§ **Stored entries**:
================

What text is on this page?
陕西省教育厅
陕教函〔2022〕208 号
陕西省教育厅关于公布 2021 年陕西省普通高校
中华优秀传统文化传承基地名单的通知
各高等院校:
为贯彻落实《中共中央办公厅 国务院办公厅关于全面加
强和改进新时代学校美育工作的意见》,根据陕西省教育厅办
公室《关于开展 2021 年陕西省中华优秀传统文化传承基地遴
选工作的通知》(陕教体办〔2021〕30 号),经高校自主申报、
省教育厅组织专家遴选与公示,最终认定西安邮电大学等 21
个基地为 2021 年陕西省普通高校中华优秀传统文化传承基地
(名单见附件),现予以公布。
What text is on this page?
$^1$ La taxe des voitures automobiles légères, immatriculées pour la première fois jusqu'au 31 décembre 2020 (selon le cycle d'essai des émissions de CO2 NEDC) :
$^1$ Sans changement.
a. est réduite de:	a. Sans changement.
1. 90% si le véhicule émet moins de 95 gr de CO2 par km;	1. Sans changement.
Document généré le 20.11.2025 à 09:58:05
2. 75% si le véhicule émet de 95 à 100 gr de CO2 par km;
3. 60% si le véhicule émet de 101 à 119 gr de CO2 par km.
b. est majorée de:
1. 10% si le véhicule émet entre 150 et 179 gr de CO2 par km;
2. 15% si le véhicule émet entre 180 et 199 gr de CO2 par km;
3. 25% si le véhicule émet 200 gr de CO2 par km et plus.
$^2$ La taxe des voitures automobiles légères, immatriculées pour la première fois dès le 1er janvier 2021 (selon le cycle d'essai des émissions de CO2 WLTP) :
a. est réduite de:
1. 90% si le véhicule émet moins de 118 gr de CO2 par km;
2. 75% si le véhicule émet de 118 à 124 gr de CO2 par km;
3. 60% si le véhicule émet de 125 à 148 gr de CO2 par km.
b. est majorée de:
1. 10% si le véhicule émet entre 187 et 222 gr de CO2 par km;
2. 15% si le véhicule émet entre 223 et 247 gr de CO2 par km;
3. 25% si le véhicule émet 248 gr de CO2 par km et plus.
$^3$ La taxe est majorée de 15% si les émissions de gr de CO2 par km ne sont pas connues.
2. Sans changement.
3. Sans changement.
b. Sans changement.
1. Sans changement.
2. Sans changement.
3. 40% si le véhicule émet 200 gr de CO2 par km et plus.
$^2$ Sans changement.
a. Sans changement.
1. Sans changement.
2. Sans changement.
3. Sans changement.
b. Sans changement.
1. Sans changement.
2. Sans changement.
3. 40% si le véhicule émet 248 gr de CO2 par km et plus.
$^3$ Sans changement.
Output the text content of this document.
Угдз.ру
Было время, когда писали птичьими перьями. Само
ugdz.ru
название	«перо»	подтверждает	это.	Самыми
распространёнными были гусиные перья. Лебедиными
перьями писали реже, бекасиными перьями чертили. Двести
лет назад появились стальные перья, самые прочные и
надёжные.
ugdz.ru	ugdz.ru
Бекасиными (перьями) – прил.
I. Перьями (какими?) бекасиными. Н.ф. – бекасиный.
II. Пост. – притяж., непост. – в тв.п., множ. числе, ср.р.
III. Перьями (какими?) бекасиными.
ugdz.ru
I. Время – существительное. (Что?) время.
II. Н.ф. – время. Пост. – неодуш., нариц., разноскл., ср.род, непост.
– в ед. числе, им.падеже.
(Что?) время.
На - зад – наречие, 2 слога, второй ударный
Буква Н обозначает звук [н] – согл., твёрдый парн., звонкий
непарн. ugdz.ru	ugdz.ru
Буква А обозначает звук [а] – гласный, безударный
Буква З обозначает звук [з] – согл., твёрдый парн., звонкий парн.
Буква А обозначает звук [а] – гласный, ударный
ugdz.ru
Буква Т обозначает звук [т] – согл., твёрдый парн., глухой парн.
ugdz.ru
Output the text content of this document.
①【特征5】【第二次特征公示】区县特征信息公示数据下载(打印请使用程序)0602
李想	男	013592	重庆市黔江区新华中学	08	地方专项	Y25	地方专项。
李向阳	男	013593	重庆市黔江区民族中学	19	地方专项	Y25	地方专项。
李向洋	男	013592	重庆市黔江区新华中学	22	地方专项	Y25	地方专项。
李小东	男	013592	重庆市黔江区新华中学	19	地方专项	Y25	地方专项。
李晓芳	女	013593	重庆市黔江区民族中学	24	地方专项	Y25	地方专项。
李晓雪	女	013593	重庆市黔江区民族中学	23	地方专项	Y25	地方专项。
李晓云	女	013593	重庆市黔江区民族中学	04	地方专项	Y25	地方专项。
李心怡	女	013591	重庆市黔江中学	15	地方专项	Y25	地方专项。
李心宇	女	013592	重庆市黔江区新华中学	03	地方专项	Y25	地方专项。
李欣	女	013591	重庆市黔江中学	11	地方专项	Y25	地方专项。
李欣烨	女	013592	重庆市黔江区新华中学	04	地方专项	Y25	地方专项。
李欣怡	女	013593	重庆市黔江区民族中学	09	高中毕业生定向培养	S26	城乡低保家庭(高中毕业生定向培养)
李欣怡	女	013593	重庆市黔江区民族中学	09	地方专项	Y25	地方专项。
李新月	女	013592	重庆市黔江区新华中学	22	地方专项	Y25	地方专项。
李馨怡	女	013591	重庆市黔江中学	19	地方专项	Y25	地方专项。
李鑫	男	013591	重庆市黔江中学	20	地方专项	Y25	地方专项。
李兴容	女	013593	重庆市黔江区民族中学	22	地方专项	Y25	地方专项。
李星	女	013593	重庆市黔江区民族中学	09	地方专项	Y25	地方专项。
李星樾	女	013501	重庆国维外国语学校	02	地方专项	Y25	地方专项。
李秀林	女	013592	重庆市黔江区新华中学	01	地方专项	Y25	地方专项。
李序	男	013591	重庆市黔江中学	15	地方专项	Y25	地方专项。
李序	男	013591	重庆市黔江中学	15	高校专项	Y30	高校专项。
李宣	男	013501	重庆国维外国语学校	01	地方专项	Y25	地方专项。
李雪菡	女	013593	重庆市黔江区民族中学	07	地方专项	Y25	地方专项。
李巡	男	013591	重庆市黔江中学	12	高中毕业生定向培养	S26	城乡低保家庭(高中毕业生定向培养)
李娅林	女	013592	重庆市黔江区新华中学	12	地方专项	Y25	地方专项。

================

§ **TO BE DONE**:
Each line containing "entre" counts once; state the total number of such lines and nothing else.

§ **ANSWER FOR THIS EXERCISE**:
4